Partes del ejercicio —
1. Responde estas preguntas sobre la reseña de la muestra de Genovés, una por línea:
(a) ¿Hasta qué día se puede ver la muestra?
(b) ¿En qué año nació Juan Genovés?
(c) ¿Quién presenta la muestra?
2. Escribe lo que sigue en la reseña de la muestra de Genovés, a partir de su última frase.

Texto mostrado —
Genovés, estética del tópico
Marlborough. Orfila, 5. Madrid. Hasta el 12 de marzo. De 12.800 a 46.400 €
Por edad -nació en 1930-, por la significación de su obra en el arte español de los últimos años sesenta y primeros setenta -contribuyendo sustantivamente a la formación de una conciencia civil que exigía las libertades que nos correspondían en derecho y que la dictadura franquista nos arrebataba por la fuerza-, Juan Genovés bien podría ser considerado una de nuestras figuras mayores. No creo, sin embargo, que haya alcanzado la altura e influjo que atribuimos a artistas como Hernández Pijuan, Gordillo o incluso Saura, estricto coetáneo suyo, por no mencionar a Tàpies o Millares, poco mayores que el valenciano.
De que las cosas me parezcan así, es prueba la muestra que comento. Se congratula su presentador, Calvo Serraller, de que en este último Genovés está todo Genovés, es más, afirma, que irradia una euforia creativa que se despliega cual vela hinchada por la bonanza, empujándolo, al ritmo de la ebriedad, hacia una ítaca, que doy en suponer cree que jamás perdió, y en la que el artista ha vuelto a sus momentos primeros. Olvida, a mi modo de ver, que de aquél Genovés a éste, como ocurre con las circunstancias políticas que sobreañadían contenidos y complicidades a su labor, no resta sino la cáscara. Ese retorno no es sino una mera envoltura formal, que oscila entre una solución matérica superficial y un despliegue cromático que emula, con menor que mayor fortuna, las imágenes tratadas digitalmente, y que alcanza su límite mínimo en sus propuestas escultóricas.

Datos —
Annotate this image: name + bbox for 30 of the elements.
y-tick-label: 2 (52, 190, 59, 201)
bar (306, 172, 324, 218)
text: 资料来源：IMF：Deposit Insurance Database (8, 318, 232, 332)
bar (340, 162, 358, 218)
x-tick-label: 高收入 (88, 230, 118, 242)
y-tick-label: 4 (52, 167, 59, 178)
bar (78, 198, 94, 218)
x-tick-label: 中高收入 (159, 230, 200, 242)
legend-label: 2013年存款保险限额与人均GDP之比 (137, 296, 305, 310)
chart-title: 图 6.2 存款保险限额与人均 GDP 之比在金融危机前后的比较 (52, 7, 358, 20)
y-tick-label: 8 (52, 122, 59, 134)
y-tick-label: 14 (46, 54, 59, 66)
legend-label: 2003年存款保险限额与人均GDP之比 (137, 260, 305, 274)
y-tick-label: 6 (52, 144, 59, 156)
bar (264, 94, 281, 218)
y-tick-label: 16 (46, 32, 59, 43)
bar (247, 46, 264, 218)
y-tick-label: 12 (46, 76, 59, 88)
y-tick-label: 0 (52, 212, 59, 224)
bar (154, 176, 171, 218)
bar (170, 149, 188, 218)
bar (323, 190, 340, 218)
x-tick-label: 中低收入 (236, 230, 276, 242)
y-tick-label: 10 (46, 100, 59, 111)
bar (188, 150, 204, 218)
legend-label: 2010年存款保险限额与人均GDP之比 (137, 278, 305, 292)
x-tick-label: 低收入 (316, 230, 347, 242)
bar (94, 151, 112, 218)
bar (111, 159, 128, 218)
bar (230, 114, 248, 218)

Respuestas por tarea —
1.
(a) Hasta el 12 de marzo.
(b) En 1930.
(c) Calvo Serraller.

2.
Por más que resulte desagradable y ocioso citarse a uno mismo, si lo hago ahora es tan sólo por coherencia con el respeto que el artista me merece. Hace ya siete años, concluía mi crítica a la tercera individual de Juan Genovés en esta galería con el mismo juicio, aunque entonces era más esperanzado, que hoy: “creo que es mi obligación ‘atreverme’ a decir que no se si su raíz ética resulta suficiente para la pintura, loable quizás sí, pero no suficiente para alcanzar el grado de intensidad plástica que la pintura exige, ni tampoco para ensanchar ni el conocimiento ni la emotividad del espectador, salvo que se pretenda hacerlo desde la estética del tópico”.